::: Recorded data

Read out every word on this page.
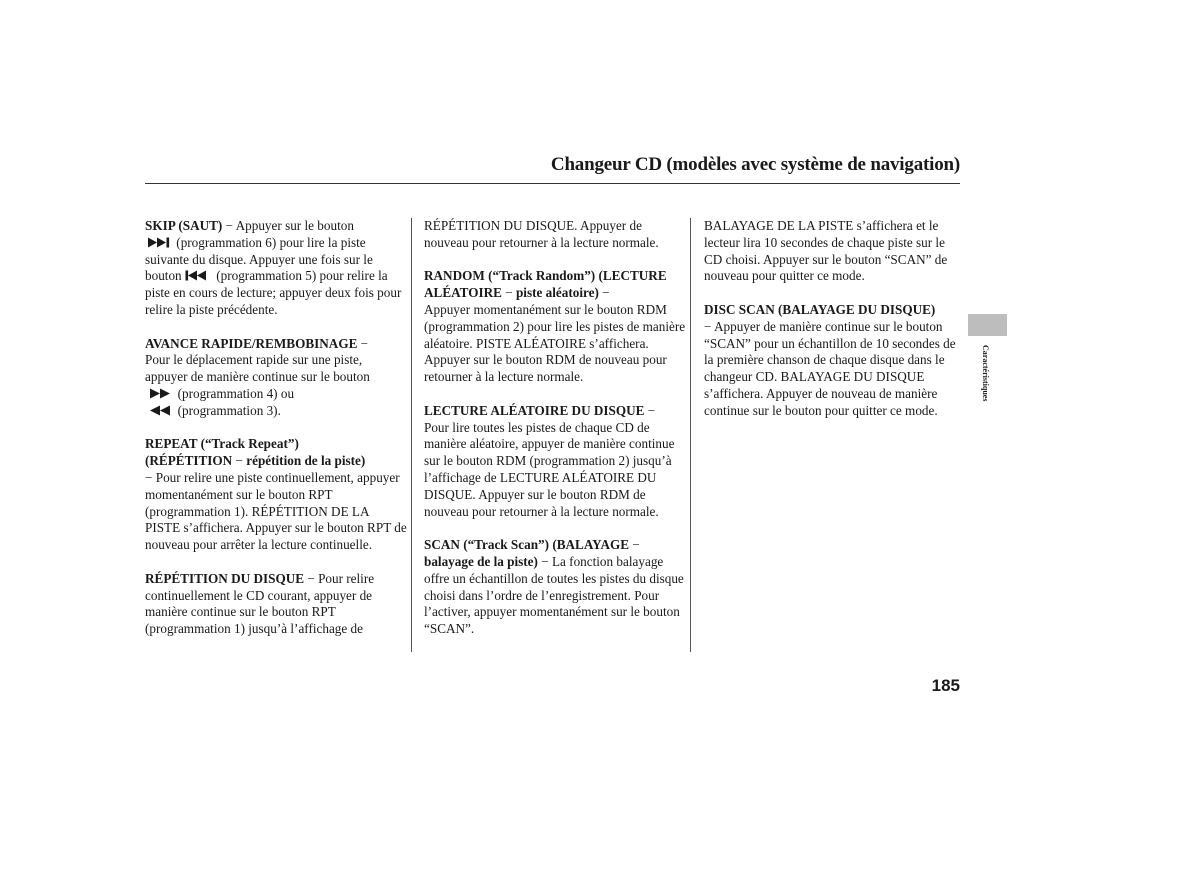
Changeur CD (modèles avec système de navigation)

SKIP (SAUT) − Appuyer sur le bouton

(programmation 6) pour lire la piste suivante du disque. Appuyer une fois sur le bouton
(programmation 5) pour relire la piste en cours de lecture; appuyer deux fois pour relire la piste précédente.

AVANCE RAPIDE/REMBOBINAGE −
Pour le déplacement rapide sur une piste, appuyer de manière continue sur le bouton

(programmation 4) ou

(programmation 3).

REPEAT (“Track Repeat”)
(RÉPÉTITION − répétition de la piste)
− Pour relire une piste continuellement, appuyer momentanément sur le bouton RPT (programmation 1). RÉPÉTITION DE LA PISTE s’affichera. Appuyer sur le bouton RPT de nouveau pour arrêter la lecture continuelle.

RÉPÉTITION DU DISQUE − Pour relire continuellement le CD courant, appuyer de manière continue sur le bouton RPT (programmation 1) jusqu’à l’affichage de

RÉPÉTITION DU DISQUE. Appuyer de nouveau pour retourner à la lecture normale.

RANDOM (“Track Random”) (LECTURE
ALÉATOIRE − piste aléatoire) −
Appuyer momentanément sur le bouton RDM (programmation 2) pour lire les pistes de manière aléatoire. PISTE ALÉATOIRE s’affichera. Appuyer sur le bouton RDM de nouveau pour retourner à la lecture normale.

LECTURE ALÉATOIRE DU DISQUE −
Pour lire toutes les pistes de chaque CD de manière aléatoire, appuyer de manière continue sur le bouton RDM (programmation 2) jusqu’à l’affichage de LECTURE ALÉATOIRE DU DISQUE. Appuyer sur le bouton RDM de nouveau pour retourner à la lecture normale.

SCAN (“Track Scan”) (BALAYAGE −
balayage de la piste) − La fonction balayage offre un échantillon de toutes les pistes du disque choisi dans l’ordre de l’enregistrement. Pour l’activer, appuyer momentanément sur le bouton “SCAN”.

BALAYAGE DE LA PISTE s’affichera et le lecteur lira 10 secondes de chaque piste sur le CD choisi. Appuyer sur le bouton “SCAN” de nouveau pour quitter ce mode.

DISC SCAN (BALAYAGE DU DISQUE)
− Appuyer de manière continue sur le bouton “SCAN” pour un échantillon de 10 secondes de la première chanson de chaque disque dans le changeur CD. BALAYAGE DU DISQUE s’affichera. Appuyer de nouveau de manière continue sur le bouton pour quitter ce mode.

Caractéristiques
185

::::::

| Goal of the exercise |
Which lines hold the word "normale"? Copy all of them.

| Result for this task |
RÉPÉTITION DU DISQUE. Appuyer de nouveau pour retourner à la lecture normale.
Appuyer momentanément sur le bouton RDM (programmation 2) pour lire les pistes de manière aléatoire. PISTE ALÉATOIRE s’affichera. Appuyer sur le bouton RDM de nouveau pour retourner à la lecture normale.
Pour lire toutes les pistes de chaque CD de manière aléatoire, appuyer de manière continue sur le bouton RDM (programmation 2) jusqu’à l’affichage de LECTURE ALÉATOIRE DU DISQUE. Appuyer sur le bouton RDM de nouveau pour retourner à la lecture normale.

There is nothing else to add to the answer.